- _Written instruction_
Each entry needs to be restated exactly as written.

- _Dataset excerpt_
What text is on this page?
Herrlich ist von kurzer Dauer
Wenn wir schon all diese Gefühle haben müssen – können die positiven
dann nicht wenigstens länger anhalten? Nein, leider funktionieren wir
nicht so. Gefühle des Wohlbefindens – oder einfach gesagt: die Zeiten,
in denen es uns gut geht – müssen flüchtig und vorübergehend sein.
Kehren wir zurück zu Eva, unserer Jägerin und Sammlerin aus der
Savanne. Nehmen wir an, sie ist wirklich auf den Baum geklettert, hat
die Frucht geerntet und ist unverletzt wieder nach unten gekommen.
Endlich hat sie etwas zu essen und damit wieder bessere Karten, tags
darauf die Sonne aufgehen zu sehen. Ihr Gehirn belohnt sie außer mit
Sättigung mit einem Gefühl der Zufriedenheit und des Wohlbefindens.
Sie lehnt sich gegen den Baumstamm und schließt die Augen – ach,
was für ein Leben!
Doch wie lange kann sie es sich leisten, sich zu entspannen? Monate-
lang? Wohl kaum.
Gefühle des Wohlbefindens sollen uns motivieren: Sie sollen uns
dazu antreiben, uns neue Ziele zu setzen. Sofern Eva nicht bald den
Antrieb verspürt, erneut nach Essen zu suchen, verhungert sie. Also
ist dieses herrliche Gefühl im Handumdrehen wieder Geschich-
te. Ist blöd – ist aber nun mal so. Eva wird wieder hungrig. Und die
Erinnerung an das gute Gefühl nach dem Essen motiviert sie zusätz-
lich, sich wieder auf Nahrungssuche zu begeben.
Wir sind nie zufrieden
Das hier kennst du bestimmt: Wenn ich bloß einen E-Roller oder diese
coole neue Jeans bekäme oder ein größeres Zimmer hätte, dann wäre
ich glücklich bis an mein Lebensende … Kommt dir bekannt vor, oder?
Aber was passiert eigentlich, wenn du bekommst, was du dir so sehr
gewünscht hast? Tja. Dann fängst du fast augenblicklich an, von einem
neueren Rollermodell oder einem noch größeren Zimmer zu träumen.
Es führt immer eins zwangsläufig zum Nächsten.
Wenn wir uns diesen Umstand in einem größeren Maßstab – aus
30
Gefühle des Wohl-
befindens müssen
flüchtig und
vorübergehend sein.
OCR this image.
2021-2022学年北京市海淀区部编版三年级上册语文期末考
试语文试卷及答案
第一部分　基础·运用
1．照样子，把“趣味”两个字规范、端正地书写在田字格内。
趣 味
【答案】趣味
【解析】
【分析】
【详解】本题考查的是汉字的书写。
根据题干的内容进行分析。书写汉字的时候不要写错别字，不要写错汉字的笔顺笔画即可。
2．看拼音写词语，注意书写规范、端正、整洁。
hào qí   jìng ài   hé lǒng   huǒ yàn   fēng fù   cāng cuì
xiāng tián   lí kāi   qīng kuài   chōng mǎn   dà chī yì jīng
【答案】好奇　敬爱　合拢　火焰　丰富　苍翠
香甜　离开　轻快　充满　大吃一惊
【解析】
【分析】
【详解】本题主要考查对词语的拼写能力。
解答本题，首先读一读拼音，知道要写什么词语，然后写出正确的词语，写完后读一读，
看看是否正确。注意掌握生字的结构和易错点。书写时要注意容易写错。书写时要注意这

- _Complete answer_
What text is on this page?
Herrlich ist von kurzer Dauer
Wenn wir schon all diese Gefühle haben müssen – können die positiven
dann nicht wenigstens länger anhalten? Nein, leider funktionieren wir
nicht so. Gefühle des Wohlbefindens – oder einfach gesagt: die Zeiten,
in denen es uns gut geht – müssen flüchtig und vorübergehend sein.
Kehren wir zurück zu Eva, unserer Jägerin und Sammlerin aus der
Savanne. Nehmen wir an, sie ist wirklich auf den Baum geklettert, hat
die Frucht geerntet und ist unverletzt wieder nach unten gekommen.
Endlich hat sie etwas zu essen und damit wieder bessere Karten, tags
darauf die Sonne aufgehen zu sehen. Ihr Gehirn belohnt sie außer mit
Sättigung mit einem Gefühl der Zufriedenheit und des Wohlbefindens.
Sie lehnt sich gegen den Baumstamm und schließt die Augen – ach,
was für ein Leben!
Doch wie lange kann sie es sich leisten, sich zu entspannen? Monate-
lang? Wohl kaum.
Gefühle des Wohlbefindens sollen uns motivieren: Sie sollen uns
dazu antreiben, uns neue Ziele zu setzen. Sofern Eva nicht bald den
Antrieb verspürt, erneut nach Essen zu suchen, verhungert sie. Also
ist dieses herrliche Gefühl im Handumdrehen wieder Geschich-
te. Ist blöd – ist aber nun mal so. Eva wird wieder hungrig. Und die
Erinnerung an das gute Gefühl nach dem Essen motiviert sie zusätz-
lich, sich wieder auf Nahrungssuche zu begeben.
Wir sind nie zufrieden
Das hier kennst du bestimmt: Wenn ich bloß einen E-Roller oder diese
coole neue Jeans bekäme oder ein größeres Zimmer hätte, dann wäre
ich glücklich bis an mein Lebensende … Kommt dir bekannt vor, oder?
Aber was passiert eigentlich, wenn du bekommst, was du dir so sehr
gewünscht hast? Tja. Dann fängst du fast augenblicklich an, von einem
neueren Rollermodell oder einem noch größeren Zimmer zu träumen.
Es führt immer eins zwangsläufig zum Nächsten.
Wenn wir uns diesen Umstand in einem größeren Maßstab – aus
30
Gefühle des Wohl-
befindens müssen
flüchtig und
vorübergehend sein.
OCR this image.
2021-2022学年北京市海淀区部编版三年级上册语文期末考
试语文试卷及答案
第一部分　基础·运用
1．照样子，把“趣味”两个字规范、端正地书写在田字格内。
趣 味
【答案】趣味
【解析】
【分析】
【详解】本题考查的是汉字的书写。
根据题干的内容进行分析。书写汉字的时候不要写错别字，不要写错汉字的笔顺笔画即可。
2．看拼音写词语，注意书写规范、端正、整洁。
hào qí   jìng ài   hé lǒng   huǒ yàn   fēng fù   cāng cuì
xiāng tián   lí kāi   qīng kuài   chōng mǎn   dà chī yì jīng
【答案】好奇　敬爱　合拢　火焰　丰富　苍翠
香甜　离开　轻快　充满　大吃一惊
【解析】
【分析】
【详解】本题主要考查对词语的拼写能力。
解答本题，首先读一读拼音，知道要写什么词语，然后写出正确的词语，写完后读一读，
看看是否正确。注意掌握生字的结构和易错点。书写时要注意容易写错。书写时要注意这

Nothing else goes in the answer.